**Written request:**
Emit the entire listing verbatim.

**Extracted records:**

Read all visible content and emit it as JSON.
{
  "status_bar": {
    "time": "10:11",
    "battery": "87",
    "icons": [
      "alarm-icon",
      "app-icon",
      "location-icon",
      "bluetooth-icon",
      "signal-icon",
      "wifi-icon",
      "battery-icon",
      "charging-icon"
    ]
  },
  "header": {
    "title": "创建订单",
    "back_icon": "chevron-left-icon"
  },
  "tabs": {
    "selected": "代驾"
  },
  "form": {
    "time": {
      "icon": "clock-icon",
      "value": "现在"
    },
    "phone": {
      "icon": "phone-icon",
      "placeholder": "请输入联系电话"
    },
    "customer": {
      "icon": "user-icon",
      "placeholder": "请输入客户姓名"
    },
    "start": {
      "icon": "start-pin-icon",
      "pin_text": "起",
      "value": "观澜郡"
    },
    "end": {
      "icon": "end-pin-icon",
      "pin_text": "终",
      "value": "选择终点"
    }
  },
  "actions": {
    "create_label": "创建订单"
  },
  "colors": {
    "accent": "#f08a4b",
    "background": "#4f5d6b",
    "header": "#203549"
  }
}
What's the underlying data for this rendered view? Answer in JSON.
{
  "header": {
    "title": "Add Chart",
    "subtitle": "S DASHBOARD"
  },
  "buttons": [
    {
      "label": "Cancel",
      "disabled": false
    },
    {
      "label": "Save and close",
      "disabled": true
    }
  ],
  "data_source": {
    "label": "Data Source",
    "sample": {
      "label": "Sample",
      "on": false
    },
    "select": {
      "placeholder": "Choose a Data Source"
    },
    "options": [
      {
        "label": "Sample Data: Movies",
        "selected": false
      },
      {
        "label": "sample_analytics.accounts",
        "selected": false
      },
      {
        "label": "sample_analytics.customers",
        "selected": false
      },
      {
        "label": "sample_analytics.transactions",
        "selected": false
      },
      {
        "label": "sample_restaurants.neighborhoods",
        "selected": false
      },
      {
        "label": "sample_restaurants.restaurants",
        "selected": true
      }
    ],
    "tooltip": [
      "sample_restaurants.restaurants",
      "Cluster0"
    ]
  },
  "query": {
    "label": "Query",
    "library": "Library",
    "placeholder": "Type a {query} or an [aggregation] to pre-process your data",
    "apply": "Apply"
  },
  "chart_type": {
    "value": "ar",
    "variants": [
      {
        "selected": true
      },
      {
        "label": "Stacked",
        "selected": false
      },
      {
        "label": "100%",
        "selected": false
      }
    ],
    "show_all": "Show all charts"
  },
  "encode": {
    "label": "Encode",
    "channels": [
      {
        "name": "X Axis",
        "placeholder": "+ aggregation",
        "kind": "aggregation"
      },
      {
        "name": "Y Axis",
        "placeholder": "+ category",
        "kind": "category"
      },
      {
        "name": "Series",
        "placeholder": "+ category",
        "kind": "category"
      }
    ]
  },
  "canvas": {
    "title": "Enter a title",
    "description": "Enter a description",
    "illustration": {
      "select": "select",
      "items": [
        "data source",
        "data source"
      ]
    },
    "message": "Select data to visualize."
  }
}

**Solution for this problem:**
Read all visible content and emit it as JSON.
{
  "status_bar": {
    "time": "10:11",
    "battery": "87",
    "icons": [
      "alarm-icon",
      "app-icon",
      "location-icon",
      "bluetooth-icon",
      "signal-icon",
      "wifi-icon",
      "battery-icon",
      "charging-icon"
    ]
  },
  "header": {
    "title": "创建订单",
    "back_icon": "chevron-left-icon"
  },
  "tabs": {
    "selected": "代驾"
  },
  "form": {
    "time": {
      "icon": "clock-icon",
      "value": "现在"
    },
    "phone": {
      "icon": "phone-icon",
      "placeholder": "请输入联系电话"
    },
    "customer": {
      "icon": "user-icon",
      "placeholder": "请输入客户姓名"
    },
    "start": {
      "icon": "start-pin-icon",
      "pin_text": "起",
      "value": "观澜郡"
    },
    "end": {
      "icon": "end-pin-icon",
      "pin_text": "终",
      "value": "选择终点"
    }
  },
  "actions": {
    "create_label": "创建订单"
  },
  "colors": {
    "accent": "#f08a4b",
    "background": "#4f5d6b",
    "header": "#203549"
  }
}
What's the underlying data for this rendered view? Answer in JSON.
{
  "header": {
    "title": "Add Chart",
    "subtitle": "S DASHBOARD"
  },
  "buttons": [
    {
      "label": "Cancel",
      "disabled": false
    },
    {
      "label": "Save and close",
      "disabled": true
    }
  ],
  "data_source": {
    "label": "Data Source",
    "sample": {
      "label": "Sample",
      "on": false
    },
    "select": {
      "placeholder": "Choose a Data Source"
    },
    "options": [
      {
        "label": "Sample Data: Movies",
        "selected": false
      },
      {
        "label": "sample_analytics.accounts",
        "selected": false
      },
      {
        "label": "sample_analytics.customers",
        "selected": false
      },
      {
        "label": "sample_analytics.transactions",
        "selected": false
      },
      {
        "label": "sample_restaurants.neighborhoods",
        "selected": false
      },
      {
        "label": "sample_restaurants.restaurants",
        "selected": true
      }
    ],
    "tooltip": [
      "sample_restaurants.restaurants",
      "Cluster0"
    ]
  },
  "query": {
    "label": "Query",
    "library": "Library",
    "placeholder": "Type a {query} or an [aggregation] to pre-process your data",
    "apply": "Apply"
  },
  "chart_type": {
    "value": "ar",
    "variants": [
      {
        "selected": true
      },
      {
        "label": "Stacked",
        "selected": false
      },
      {
        "label": "100%",
        "selected": false
      }
    ],
    "show_all": "Show all charts"
  },
  "encode": {
    "label": "Encode",
    "channels": [
      {
        "name": "X Axis",
        "placeholder": "+ aggregation",
        "kind": "aggregation"
      },
      {
        "name": "Y Axis",
        "placeholder": "+ category",
        "kind": "category"
      },
      {
        "name": "Series",
        "placeholder": "+ category",
        "kind": "category"
      }
    ]
  },
  "canvas": {
    "title": "Enter a title",
    "description": "Enter a description",
    "illustration": {
      "select": "select",
      "items": [
        "data source",
        "data source"
      ]
    },
    "message": "Select data to visualize."
  }
}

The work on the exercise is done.